» **GIVEN PROBLEM**
Write out every single entry exactly.

### SUPPLIED INFORMATION ###

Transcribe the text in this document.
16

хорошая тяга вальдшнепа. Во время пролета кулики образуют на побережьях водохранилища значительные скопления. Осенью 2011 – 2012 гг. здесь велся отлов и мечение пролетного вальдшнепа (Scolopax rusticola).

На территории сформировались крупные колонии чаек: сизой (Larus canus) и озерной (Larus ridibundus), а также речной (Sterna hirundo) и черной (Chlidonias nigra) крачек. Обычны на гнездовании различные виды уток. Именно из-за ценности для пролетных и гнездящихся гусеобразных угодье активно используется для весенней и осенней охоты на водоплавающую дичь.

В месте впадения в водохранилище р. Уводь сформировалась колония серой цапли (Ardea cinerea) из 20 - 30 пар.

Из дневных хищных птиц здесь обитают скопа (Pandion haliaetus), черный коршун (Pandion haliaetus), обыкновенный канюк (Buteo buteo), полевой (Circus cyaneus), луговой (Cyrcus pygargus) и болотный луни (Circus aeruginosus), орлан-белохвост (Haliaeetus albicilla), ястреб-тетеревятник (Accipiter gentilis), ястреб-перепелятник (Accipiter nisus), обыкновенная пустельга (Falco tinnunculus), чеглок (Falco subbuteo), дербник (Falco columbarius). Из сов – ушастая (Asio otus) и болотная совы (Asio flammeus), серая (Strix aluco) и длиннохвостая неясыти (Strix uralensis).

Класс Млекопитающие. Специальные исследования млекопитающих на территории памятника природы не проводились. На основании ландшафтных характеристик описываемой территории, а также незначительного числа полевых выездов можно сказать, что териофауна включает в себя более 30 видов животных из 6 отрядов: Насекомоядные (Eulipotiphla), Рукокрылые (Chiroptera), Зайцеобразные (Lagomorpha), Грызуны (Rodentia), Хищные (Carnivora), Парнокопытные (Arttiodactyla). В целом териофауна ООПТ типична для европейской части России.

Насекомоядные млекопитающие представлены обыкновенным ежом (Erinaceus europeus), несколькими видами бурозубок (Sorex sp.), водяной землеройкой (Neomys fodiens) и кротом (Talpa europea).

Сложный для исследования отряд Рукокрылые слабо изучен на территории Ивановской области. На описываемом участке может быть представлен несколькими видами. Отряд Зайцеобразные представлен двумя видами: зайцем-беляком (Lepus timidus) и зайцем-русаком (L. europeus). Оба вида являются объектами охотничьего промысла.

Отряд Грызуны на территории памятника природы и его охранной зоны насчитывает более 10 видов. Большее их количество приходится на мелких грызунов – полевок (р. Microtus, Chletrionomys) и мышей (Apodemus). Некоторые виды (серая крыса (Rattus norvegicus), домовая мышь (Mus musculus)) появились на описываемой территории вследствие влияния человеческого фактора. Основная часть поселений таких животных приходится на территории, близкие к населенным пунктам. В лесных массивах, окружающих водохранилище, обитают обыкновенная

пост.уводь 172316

###

» **TASK SOLUTION**
Transcribe the text in this document.
16

хорошая тяга вальдшнепа. Во время пролета кулики образуют на побережьях водохранилища значительные скопления. Осенью 2011 – 2012 гг. здесь велся отлов и мечение пролетного вальдшнепа (Scolopax rusticola).

На территории сформировались крупные колонии чаек: сизой (Larus canus) и озерной (Larus ridibundus), а также речной (Sterna hirundo) и черной (Chlidonias nigra) крачек. Обычны на гнездовании различные виды уток. Именно из-за ценности для пролетных и гнездящихся гусеобразных угодье активно используется для весенней и осенней охоты на водоплавающую дичь.

В месте впадения в водохранилище р. Уводь сформировалась колония серой цапли (Ardea cinerea) из 20 - 30 пар.

Из дневных хищных птиц здесь обитают скопа (Pandion haliaetus), черный коршун (Pandion haliaetus), обыкновенный канюк (Buteo buteo), полевой (Circus cyaneus), луговой (Cyrcus pygargus) и болотный луни (Circus aeruginosus), орлан-белохвост (Haliaeetus albicilla), ястреб-тетеревятник (Accipiter gentilis), ястреб-перепелятник (Accipiter nisus), обыкновенная пустельга (Falco tinnunculus), чеглок (Falco subbuteo), дербник (Falco columbarius). Из сов – ушастая (Asio otus) и болотная совы (Asio flammeus), серая (Strix aluco) и длиннохвостая неясыти (Strix uralensis).

Класс Млекопитающие. Специальные исследования млекопитающих на территории памятника природы не проводились. На основании ландшафтных характеристик описываемой территории, а также незначительного числа полевых выездов можно сказать, что териофауна включает в себя более 30 видов животных из 6 отрядов: Насекомоядные (Eulipotiphla), Рукокрылые (Chiroptera), Зайцеобразные (Lagomorpha), Грызуны (Rodentia), Хищные (Carnivora), Парнокопытные (Arttiodactyla). В целом териофауна ООПТ типична для европейской части России.

Насекомоядные млекопитающие представлены обыкновенным ежом (Erinaceus europeus), несколькими видами бурозубок (Sorex sp.), водяной землеройкой (Neomys fodiens) и кротом (Talpa europea).

Сложный для исследования отряд Рукокрылые слабо изучен на территории Ивановской области. На описываемом участке может быть представлен несколькими видами. Отряд Зайцеобразные представлен двумя видами: зайцем-беляком (Lepus timidus) и зайцем-русаком (L. europeus). Оба вида являются объектами охотничьего промысла.

Отряд Грызуны на территории памятника природы и его охранной зоны насчитывает более 10 видов. Большее их количество приходится на мелких грызунов – полевок (р. Microtus, Chletrionomys) и мышей (Apodemus). Некоторые виды (серая крыса (Rattus norvegicus), домовая мышь (Mus musculus)) появились на описываемой территории вследствие влияния человеческого фактора. Основная часть поселений таких животных приходится на территории, близкие к населенным пунктам. В лесных массивах, окружающих водохранилище, обитают обыкновенная

пост.уводь 172316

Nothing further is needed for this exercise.